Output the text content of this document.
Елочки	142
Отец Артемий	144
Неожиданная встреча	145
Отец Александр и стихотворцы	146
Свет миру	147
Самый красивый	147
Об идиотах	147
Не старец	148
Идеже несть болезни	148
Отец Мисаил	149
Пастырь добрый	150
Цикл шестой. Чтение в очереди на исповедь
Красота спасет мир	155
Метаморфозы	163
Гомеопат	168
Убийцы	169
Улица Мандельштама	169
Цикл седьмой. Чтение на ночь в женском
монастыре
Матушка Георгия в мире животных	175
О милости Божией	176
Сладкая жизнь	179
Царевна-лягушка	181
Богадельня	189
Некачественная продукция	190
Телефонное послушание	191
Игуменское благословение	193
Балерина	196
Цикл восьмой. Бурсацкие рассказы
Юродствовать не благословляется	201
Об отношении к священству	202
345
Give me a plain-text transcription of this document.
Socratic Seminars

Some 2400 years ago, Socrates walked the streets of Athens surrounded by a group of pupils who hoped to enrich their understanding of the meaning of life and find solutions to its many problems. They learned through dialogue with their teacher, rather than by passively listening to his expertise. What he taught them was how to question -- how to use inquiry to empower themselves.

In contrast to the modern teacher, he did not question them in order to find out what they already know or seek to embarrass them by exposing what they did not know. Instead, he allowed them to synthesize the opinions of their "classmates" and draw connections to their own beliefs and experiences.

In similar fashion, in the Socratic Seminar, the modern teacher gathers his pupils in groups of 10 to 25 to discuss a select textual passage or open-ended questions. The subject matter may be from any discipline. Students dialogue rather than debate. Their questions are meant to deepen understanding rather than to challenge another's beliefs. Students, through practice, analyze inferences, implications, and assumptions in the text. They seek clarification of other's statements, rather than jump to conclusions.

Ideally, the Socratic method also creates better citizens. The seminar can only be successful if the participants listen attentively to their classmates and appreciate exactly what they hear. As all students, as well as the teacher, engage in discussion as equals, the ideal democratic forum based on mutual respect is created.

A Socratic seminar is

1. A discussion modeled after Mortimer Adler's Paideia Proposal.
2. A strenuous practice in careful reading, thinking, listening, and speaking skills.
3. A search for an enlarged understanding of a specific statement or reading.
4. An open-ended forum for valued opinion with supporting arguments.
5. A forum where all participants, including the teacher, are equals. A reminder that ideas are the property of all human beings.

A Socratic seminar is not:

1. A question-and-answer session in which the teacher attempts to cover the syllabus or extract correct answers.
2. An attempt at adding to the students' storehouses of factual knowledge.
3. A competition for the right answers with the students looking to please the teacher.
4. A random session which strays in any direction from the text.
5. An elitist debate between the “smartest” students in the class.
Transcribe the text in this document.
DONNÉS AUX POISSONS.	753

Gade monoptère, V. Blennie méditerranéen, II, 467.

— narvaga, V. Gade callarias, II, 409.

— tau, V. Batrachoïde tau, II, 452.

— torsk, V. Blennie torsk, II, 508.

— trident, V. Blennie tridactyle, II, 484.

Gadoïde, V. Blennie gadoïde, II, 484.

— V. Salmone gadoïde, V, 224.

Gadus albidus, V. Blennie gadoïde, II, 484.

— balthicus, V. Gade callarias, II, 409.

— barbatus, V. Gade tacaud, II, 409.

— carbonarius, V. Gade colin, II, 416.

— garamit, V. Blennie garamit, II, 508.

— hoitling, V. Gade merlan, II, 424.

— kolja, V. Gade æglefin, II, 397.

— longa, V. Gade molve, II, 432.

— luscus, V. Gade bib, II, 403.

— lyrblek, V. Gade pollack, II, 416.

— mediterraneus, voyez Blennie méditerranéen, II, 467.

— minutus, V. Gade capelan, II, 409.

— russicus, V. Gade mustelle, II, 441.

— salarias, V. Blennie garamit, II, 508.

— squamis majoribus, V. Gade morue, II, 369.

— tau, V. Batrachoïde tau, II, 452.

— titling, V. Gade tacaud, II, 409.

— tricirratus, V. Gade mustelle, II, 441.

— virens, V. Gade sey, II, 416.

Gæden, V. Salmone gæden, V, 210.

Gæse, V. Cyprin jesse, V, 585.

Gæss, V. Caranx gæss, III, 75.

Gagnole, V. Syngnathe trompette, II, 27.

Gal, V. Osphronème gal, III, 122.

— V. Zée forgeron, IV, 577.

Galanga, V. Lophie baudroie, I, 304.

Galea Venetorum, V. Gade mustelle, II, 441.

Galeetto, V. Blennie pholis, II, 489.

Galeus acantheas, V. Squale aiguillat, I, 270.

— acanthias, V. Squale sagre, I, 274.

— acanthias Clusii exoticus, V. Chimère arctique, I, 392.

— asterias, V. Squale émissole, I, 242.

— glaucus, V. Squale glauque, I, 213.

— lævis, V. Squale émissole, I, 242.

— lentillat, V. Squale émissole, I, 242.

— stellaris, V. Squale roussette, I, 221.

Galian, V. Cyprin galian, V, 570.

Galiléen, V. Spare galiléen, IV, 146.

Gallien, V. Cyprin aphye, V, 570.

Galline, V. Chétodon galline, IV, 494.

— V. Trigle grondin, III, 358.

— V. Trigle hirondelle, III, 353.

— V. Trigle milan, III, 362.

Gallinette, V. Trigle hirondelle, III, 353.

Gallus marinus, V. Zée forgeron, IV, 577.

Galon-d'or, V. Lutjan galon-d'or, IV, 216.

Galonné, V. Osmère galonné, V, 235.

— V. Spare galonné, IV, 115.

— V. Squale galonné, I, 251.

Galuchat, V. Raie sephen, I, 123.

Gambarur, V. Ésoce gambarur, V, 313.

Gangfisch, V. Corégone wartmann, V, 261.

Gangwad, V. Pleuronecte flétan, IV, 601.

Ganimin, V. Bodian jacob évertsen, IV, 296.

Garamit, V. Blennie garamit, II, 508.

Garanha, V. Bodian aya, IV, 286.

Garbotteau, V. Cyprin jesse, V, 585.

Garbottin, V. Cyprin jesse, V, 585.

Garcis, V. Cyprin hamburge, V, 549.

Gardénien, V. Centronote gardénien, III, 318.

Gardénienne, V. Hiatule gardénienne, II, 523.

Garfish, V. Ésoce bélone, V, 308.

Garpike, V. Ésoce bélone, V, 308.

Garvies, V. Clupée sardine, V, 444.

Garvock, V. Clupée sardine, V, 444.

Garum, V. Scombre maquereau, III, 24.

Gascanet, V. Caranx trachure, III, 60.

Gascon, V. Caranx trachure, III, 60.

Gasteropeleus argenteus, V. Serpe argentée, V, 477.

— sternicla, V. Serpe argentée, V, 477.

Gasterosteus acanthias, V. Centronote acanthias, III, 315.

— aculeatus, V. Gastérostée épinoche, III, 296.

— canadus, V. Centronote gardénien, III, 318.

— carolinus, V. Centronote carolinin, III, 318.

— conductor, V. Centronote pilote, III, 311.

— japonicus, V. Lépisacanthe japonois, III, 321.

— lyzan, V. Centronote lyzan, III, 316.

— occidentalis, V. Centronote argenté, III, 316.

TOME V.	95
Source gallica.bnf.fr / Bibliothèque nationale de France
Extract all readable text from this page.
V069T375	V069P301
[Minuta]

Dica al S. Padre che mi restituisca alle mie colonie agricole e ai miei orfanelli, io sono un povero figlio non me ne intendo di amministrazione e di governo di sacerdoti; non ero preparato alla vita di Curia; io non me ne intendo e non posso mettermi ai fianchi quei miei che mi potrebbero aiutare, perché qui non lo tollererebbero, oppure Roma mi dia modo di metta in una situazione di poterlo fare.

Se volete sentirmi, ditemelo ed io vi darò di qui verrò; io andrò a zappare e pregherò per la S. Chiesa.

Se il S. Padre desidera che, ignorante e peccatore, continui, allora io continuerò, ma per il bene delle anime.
==============================
Read through the entries and copy every line that includes "Blennie".

● Solved exercise
Gade monoptère, V. Blennie méditerranéen, II, 467.
— torsk, V. Blennie torsk, II, 508.
— trident, V. Blennie tridactyle, II, 484.
Gadoïde, V. Blennie gadoïde, II, 484.
Gadus albidus, V. Blennie gadoïde, II, 484.
— garamit, V. Blennie garamit, II, 508.
— mediterraneus, voyez Blennie méditerranéen, II, 467.
— salarias, V. Blennie garamit, II, 508.
Galeetto, V. Blennie pholis, II, 489.
Garamit, V. Blennie garamit, II, 508.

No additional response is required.